Dataset records:
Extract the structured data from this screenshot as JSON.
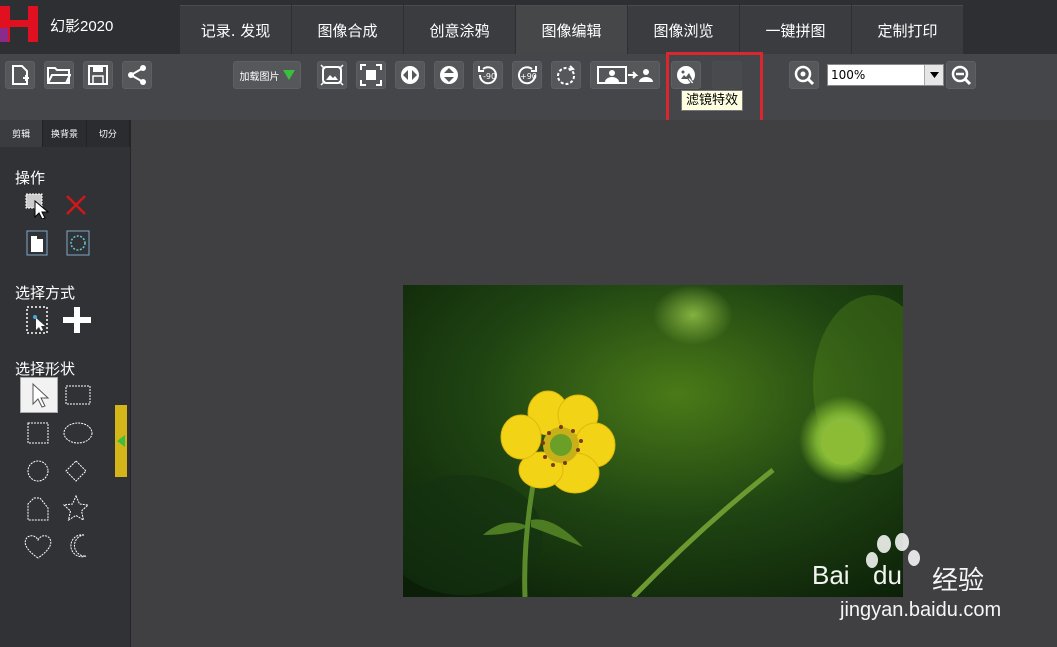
{
  "app": {
    "name": "幻影2020"
  },
  "tabs": [
    {
      "label": "记录. 发现"
    },
    {
      "label": "图像合成"
    },
    {
      "label": "创意涂鸦"
    },
    {
      "label": "图像编辑",
      "active": true
    },
    {
      "label": "图像浏览"
    },
    {
      "label": "一键拼图"
    },
    {
      "label": "定制打印"
    }
  ],
  "toolbar": {
    "load_image_label": "加载图片",
    "zoom_value": "100%",
    "tooltip": "滤镜特效"
  },
  "left_panel": {
    "tabs": [
      {
        "label": "剪辑"
      },
      {
        "label": "换背景"
      },
      {
        "label": "切分"
      }
    ],
    "section_operation": "操作",
    "section_select_mode": "选择方式",
    "section_select_shape": "选择形状"
  },
  "rotate": {
    "ccw90": "-90",
    "cw90": "+90"
  },
  "watermark": {
    "brand_a": "Bai",
    "brand_b": "du",
    "brand_c": "经验",
    "url": "jingyan.baidu.com"
  },
  "colors": {
    "accent_red": "#d9262f",
    "handle_yellow": "#d4b61a",
    "play_green": "#3cbf3c"
  }
}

THE REQUEST
Copy every record above exactly, leaving out the pictures.

CORRECT OUTPUT
Extract the structured data from this screenshot as JSON.
{
  "app": {
    "name": "幻影2020"
  },
  "tabs": [
    {
      "label": "记录. 发现"
    },
    {
      "label": "图像合成"
    },
    {
      "label": "创意涂鸦"
    },
    {
      "label": "图像编辑",
      "active": true
    },
    {
      "label": "图像浏览"
    },
    {
      "label": "一键拼图"
    },
    {
      "label": "定制打印"
    }
  ],
  "toolbar": {
    "load_image_label": "加载图片",
    "zoom_value": "100%",
    "tooltip": "滤镜特效"
  },
  "left_panel": {
    "tabs": [
      {
        "label": "剪辑"
      },
      {
        "label": "换背景"
      },
      {
        "label": "切分"
      }
    ],
    "section_operation": "操作",
    "section_select_mode": "选择方式",
    "section_select_shape": "选择形状"
  },
  "rotate": {
    "ccw90": "-90",
    "cw90": "+90"
  },
  "watermark": {
    "brand_a": "Bai",
    "brand_b": "du",
    "brand_c": "经验",
    "url": "jingyan.baidu.com"
  },
  "colors": {
    "accent_red": "#d9262f",
    "handle_yellow": "#d4b61a",
    "play_green": "#3cbf3c"
  }
}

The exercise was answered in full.